DIRECTIVE: Copy out every one of the following lines exactly as it appears.

LISTED RECORDS:
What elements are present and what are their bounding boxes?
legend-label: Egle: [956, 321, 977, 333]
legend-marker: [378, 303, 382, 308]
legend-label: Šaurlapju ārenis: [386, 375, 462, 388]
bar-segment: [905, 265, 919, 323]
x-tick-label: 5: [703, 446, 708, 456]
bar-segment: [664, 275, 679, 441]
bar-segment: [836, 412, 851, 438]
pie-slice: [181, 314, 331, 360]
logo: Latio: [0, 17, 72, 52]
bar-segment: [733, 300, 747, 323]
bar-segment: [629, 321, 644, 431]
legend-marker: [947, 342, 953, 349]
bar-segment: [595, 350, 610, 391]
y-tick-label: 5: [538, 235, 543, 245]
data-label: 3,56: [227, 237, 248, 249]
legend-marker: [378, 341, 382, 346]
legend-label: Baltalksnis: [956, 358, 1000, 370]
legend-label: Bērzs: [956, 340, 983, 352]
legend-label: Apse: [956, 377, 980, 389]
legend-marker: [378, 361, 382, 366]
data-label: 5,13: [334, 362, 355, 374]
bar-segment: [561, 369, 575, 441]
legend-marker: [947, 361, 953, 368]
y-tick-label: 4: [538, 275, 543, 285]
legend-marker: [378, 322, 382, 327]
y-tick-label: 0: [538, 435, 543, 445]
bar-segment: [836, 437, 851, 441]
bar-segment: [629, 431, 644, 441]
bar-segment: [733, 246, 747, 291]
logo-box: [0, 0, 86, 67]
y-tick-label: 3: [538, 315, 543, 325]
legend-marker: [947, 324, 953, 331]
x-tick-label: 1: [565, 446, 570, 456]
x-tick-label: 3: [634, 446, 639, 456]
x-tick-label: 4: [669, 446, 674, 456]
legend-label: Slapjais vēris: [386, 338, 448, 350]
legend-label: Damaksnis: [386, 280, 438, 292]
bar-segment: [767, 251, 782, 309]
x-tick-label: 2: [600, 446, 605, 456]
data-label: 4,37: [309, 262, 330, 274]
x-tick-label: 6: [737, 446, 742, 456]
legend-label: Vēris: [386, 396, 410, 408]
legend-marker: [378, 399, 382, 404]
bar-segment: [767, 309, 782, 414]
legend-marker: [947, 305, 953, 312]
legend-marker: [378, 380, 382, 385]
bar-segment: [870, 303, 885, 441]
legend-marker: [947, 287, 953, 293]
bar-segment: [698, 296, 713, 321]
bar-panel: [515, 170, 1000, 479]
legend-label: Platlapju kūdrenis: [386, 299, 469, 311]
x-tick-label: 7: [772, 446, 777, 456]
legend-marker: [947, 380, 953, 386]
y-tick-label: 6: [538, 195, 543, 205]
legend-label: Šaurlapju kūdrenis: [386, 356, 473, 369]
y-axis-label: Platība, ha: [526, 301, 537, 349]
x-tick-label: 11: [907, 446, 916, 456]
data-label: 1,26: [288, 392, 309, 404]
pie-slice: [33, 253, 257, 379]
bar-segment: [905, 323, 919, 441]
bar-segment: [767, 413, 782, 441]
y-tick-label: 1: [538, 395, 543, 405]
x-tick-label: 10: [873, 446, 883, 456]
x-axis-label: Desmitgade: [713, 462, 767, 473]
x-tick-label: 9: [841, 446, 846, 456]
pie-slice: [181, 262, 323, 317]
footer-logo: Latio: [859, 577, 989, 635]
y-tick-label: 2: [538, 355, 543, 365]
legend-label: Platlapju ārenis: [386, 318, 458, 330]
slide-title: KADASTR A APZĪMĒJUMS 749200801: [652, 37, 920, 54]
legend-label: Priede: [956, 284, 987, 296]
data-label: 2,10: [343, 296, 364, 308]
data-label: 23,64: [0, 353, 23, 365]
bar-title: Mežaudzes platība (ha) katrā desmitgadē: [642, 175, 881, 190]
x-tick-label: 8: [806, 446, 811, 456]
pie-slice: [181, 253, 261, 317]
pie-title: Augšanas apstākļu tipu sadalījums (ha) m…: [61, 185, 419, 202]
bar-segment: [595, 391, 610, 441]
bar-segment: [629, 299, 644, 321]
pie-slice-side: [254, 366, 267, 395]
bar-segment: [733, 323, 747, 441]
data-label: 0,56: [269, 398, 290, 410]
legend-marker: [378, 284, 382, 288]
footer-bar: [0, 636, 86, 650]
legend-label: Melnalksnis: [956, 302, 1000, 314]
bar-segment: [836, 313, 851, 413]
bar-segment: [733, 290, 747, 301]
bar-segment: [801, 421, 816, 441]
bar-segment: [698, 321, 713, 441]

PROBLEM SOLUTION:
What elements are present and what are their bounding boxes?
legend-label: Egle: [956, 321, 977, 333]
legend-marker: [378, 303, 382, 308]
legend-label: Šaurlapju ārenis: [386, 375, 462, 388]
bar-segment: [905, 265, 919, 323]
x-tick-label: 5: [703, 446, 708, 456]
bar-segment: [664, 275, 679, 441]
bar-segment: [836, 412, 851, 438]
pie-slice: [181, 314, 331, 360]
logo: Latio: [0, 17, 72, 52]
bar-segment: [733, 300, 747, 323]
bar-segment: [629, 321, 644, 431]
legend-marker: [947, 342, 953, 349]
bar-segment: [595, 350, 610, 391]
y-tick-label: 5: [538, 235, 543, 245]
data-label: 3,56: [227, 237, 248, 249]
legend-marker: [378, 341, 382, 346]
legend-label: Baltalksnis: [956, 358, 1000, 370]
legend-label: Bērzs: [956, 340, 983, 352]
legend-label: Apse: [956, 377, 980, 389]
legend-marker: [378, 361, 382, 366]
data-label: 5,13: [334, 362, 355, 374]
bar-segment: [561, 369, 575, 441]
legend-marker: [947, 361, 953, 368]
y-tick-label: 4: [538, 275, 543, 285]
legend-marker: [378, 322, 382, 327]
y-tick-label: 0: [538, 435, 543, 445]
bar-segment: [836, 437, 851, 441]
bar-segment: [629, 431, 644, 441]
bar-segment: [733, 246, 747, 291]
logo-box: [0, 0, 86, 67]
y-tick-label: 3: [538, 315, 543, 325]
legend-marker: [947, 324, 953, 331]
x-tick-label: 1: [565, 446, 570, 456]
x-tick-label: 3: [634, 446, 639, 456]
x-tick-label: 4: [669, 446, 674, 456]
legend-label: Slapjais vēris: [386, 338, 448, 350]
legend-label: Damaksnis: [386, 280, 438, 292]
bar-segment: [767, 251, 782, 309]
x-tick-label: 2: [600, 446, 605, 456]
data-label: 4,37: [309, 262, 330, 274]
x-tick-label: 6: [737, 446, 742, 456]
legend-label: Vēris: [386, 396, 410, 408]
legend-marker: [378, 399, 382, 404]
bar-segment: [767, 309, 782, 414]
legend-marker: [947, 305, 953, 312]
legend-marker: [378, 380, 382, 385]
bar-segment: [870, 303, 885, 441]
legend-marker: [947, 287, 953, 293]
bar-segment: [698, 296, 713, 321]
bar-panel: [515, 170, 1000, 479]
legend-label: Platlapju kūdrenis: [386, 299, 469, 311]
x-tick-label: 7: [772, 446, 777, 456]
legend-marker: [947, 380, 953, 386]
y-tick-label: 6: [538, 195, 543, 205]
legend-label: Šaurlapju kūdrenis: [386, 356, 473, 369]
y-axis-label: Platība, ha: [526, 301, 537, 349]
x-tick-label: 11: [907, 446, 916, 456]
data-label: 1,26: [288, 392, 309, 404]
pie-slice: [33, 253, 257, 379]
bar-segment: [905, 323, 919, 441]
bar-segment: [767, 413, 782, 441]
y-tick-label: 1: [538, 395, 543, 405]
x-tick-label: 10: [873, 446, 883, 456]
x-axis-label: Desmitgade: [713, 462, 767, 473]
x-tick-label: 9: [841, 446, 846, 456]
pie-slice: [181, 262, 323, 317]
footer-logo: Latio: [859, 577, 989, 635]
y-tick-label: 2: [538, 355, 543, 365]
legend-label: Platlapju ārenis: [386, 318, 458, 330]
slide-title: KADASTR A APZĪMĒJUMS 749200801: [652, 37, 920, 54]
legend-label: Priede: [956, 284, 987, 296]
data-label: 2,10: [343, 296, 364, 308]
data-label: 23,64: [0, 353, 23, 365]
bar-title: Mežaudzes platība (ha) katrā desmitgadē: [642, 175, 881, 190]
x-tick-label: 8: [806, 446, 811, 456]
pie-slice: [181, 253, 261, 317]
pie-title: Augšanas apstākļu tipu sadalījums (ha) m…: [61, 185, 419, 202]
bar-segment: [595, 391, 610, 441]
bar-segment: [629, 299, 644, 321]
pie-slice-side: [254, 366, 267, 395]
bar-segment: [733, 323, 747, 441]
data-label: 0,56: [269, 398, 290, 410]
legend-marker: [378, 284, 382, 288]
footer-bar: [0, 636, 86, 650]
legend-label: Melnalksnis: [956, 302, 1000, 314]
bar-segment: [836, 313, 851, 413]
bar-segment: [733, 290, 747, 301]
bar-segment: [801, 421, 816, 441]
bar-segment: [698, 321, 713, 441]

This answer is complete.